» **TASK INPUTS**
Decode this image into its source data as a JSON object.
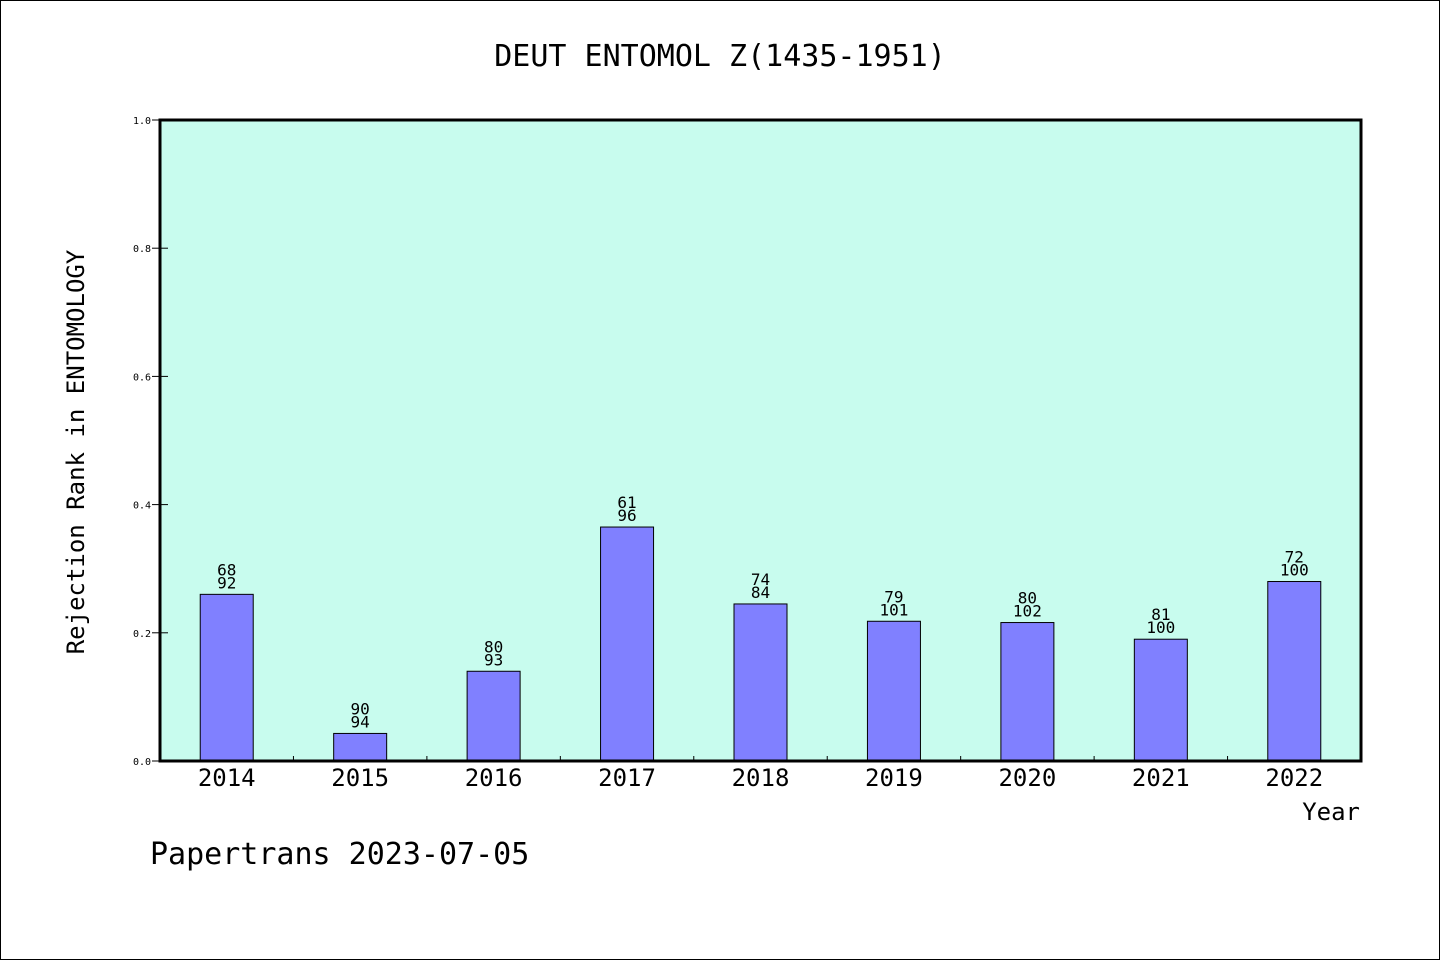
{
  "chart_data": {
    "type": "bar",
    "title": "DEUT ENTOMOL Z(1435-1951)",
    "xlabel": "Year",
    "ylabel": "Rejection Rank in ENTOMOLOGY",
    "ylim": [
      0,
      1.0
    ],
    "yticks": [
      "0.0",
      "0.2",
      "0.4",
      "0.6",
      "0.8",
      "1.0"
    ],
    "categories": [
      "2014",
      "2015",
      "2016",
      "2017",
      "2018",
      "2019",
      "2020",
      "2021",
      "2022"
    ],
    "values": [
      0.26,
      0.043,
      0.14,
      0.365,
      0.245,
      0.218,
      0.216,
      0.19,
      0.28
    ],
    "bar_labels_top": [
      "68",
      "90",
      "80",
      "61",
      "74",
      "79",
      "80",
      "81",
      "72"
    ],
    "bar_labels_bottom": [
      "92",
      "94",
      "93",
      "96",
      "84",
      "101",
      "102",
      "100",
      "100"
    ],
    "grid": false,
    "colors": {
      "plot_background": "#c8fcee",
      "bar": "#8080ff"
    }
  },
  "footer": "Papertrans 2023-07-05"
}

» **DIRECTION**
Leave out every picture and copy the rest of the records exactly.

» **WRITTEN RESPONSE**
Decode this image into its source data as a JSON object.
{
  "chart_data": {
    "type": "bar",
    "title": "DEUT ENTOMOL Z(1435-1951)",
    "xlabel": "Year",
    "ylabel": "Rejection Rank in ENTOMOLOGY",
    "ylim": [
      0,
      1.0
    ],
    "yticks": [
      "0.0",
      "0.2",
      "0.4",
      "0.6",
      "0.8",
      "1.0"
    ],
    "categories": [
      "2014",
      "2015",
      "2016",
      "2017",
      "2018",
      "2019",
      "2020",
      "2021",
      "2022"
    ],
    "values": [
      0.26,
      0.043,
      0.14,
      0.365,
      0.245,
      0.218,
      0.216,
      0.19,
      0.28
    ],
    "bar_labels_top": [
      "68",
      "90",
      "80",
      "61",
      "74",
      "79",
      "80",
      "81",
      "72"
    ],
    "bar_labels_bottom": [
      "92",
      "94",
      "93",
      "96",
      "84",
      "101",
      "102",
      "100",
      "100"
    ],
    "grid": false,
    "colors": {
      "plot_background": "#c8fcee",
      "bar": "#8080ff"
    }
  },
  "footer": "Papertrans 2023-07-05"
}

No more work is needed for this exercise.